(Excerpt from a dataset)
[start]

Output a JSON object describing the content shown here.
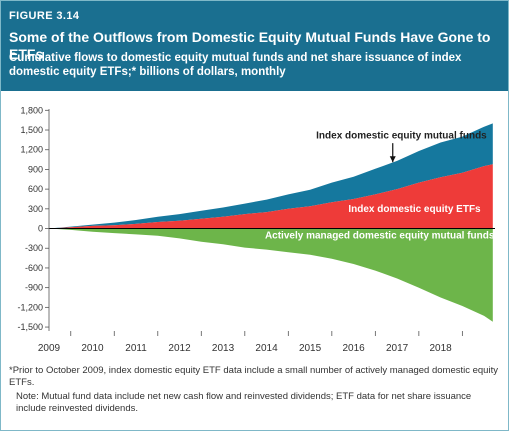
{
  "figure": {
    "label": "FIGURE 3.14",
    "title": "Some of the Outflows from Domestic Equity Mutual Funds Have Gone to ETFs",
    "subtitle": "Cumulative flows to domestic equity mutual funds and net share issuance of index domestic equity ETFs;* billions of dollars, monthly"
  },
  "colors": {
    "header_bg": "#1a6f90",
    "index_mf": "#15789e",
    "index_etf": "#ee3b39",
    "active_mf": "#6db54a",
    "zero_line": "#000000"
  },
  "chart_data": {
    "type": "area",
    "title": "",
    "xlabel": "",
    "ylabel": "",
    "x_ticks": [
      "2009",
      "2010",
      "2011",
      "2012",
      "2013",
      "2014",
      "2015",
      "2016",
      "2017",
      "2018"
    ],
    "y_ticks": [
      1800,
      1500,
      1200,
      900,
      600,
      300,
      0,
      -300,
      -600,
      -900,
      -1200,
      -1500
    ],
    "y_tick_labels": [
      "1,800",
      "1,500",
      "1,200",
      "900",
      "600",
      "300",
      "0",
      "-300",
      "-600",
      "-900",
      "-1,200",
      "-1,500"
    ],
    "xlim": [
      2008.5,
      2018.75
    ],
    "ylim": [
      -1560,
      1820
    ],
    "stacked": true,
    "x": [
      2008.5,
      2009.0,
      2009.5,
      2010.0,
      2010.5,
      2011.0,
      2011.5,
      2012.0,
      2012.5,
      2013.0,
      2013.5,
      2014.0,
      2014.5,
      2015.0,
      2015.5,
      2016.0,
      2016.5,
      2017.0,
      2017.5,
      2018.0,
      2018.5,
      2018.7
    ],
    "series": [
      {
        "name": "Index domestic equity ETFs",
        "values": [
          0,
          20,
          40,
          50,
          70,
          100,
          120,
          150,
          180,
          220,
          250,
          300,
          340,
          400,
          450,
          520,
          600,
          700,
          780,
          850,
          950,
          980
        ]
      },
      {
        "name": "Index domestic equity mutual funds",
        "values": [
          0,
          10,
          20,
          40,
          60,
          80,
          100,
          120,
          140,
          160,
          190,
          220,
          250,
          300,
          340,
          390,
          430,
          480,
          530,
          550,
          600,
          620
        ]
      },
      {
        "name": "Actively managed domestic equity mutual funds",
        "values": [
          0,
          -20,
          -50,
          -70,
          -90,
          -110,
          -150,
          -200,
          -240,
          -290,
          -320,
          -360,
          -400,
          -460,
          -540,
          -640,
          -760,
          -900,
          -1050,
          -1180,
          -1330,
          -1420
        ]
      }
    ],
    "annotations": [
      "Index domestic equity mutual funds",
      "Index domestic equity ETFs",
      "Actively managed domestic equity mutual funds"
    ],
    "grid": false
  },
  "notes": {
    "footnote": "*Prior to October 2009, index domestic equity ETF data include a small number of actively managed domestic equity ETFs.",
    "note": "Note: Mutual fund data include net new cash flow and reinvested dividends; ETF data for net share issuance include reinvested dividends."
  }
}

[end]

- DIRECTIONS FOR THIS TASK:
Some lines of the records may hold the word "include". How many do? Answer with a number and nothing else.

- ANSWER TO THE EXERCISE:
2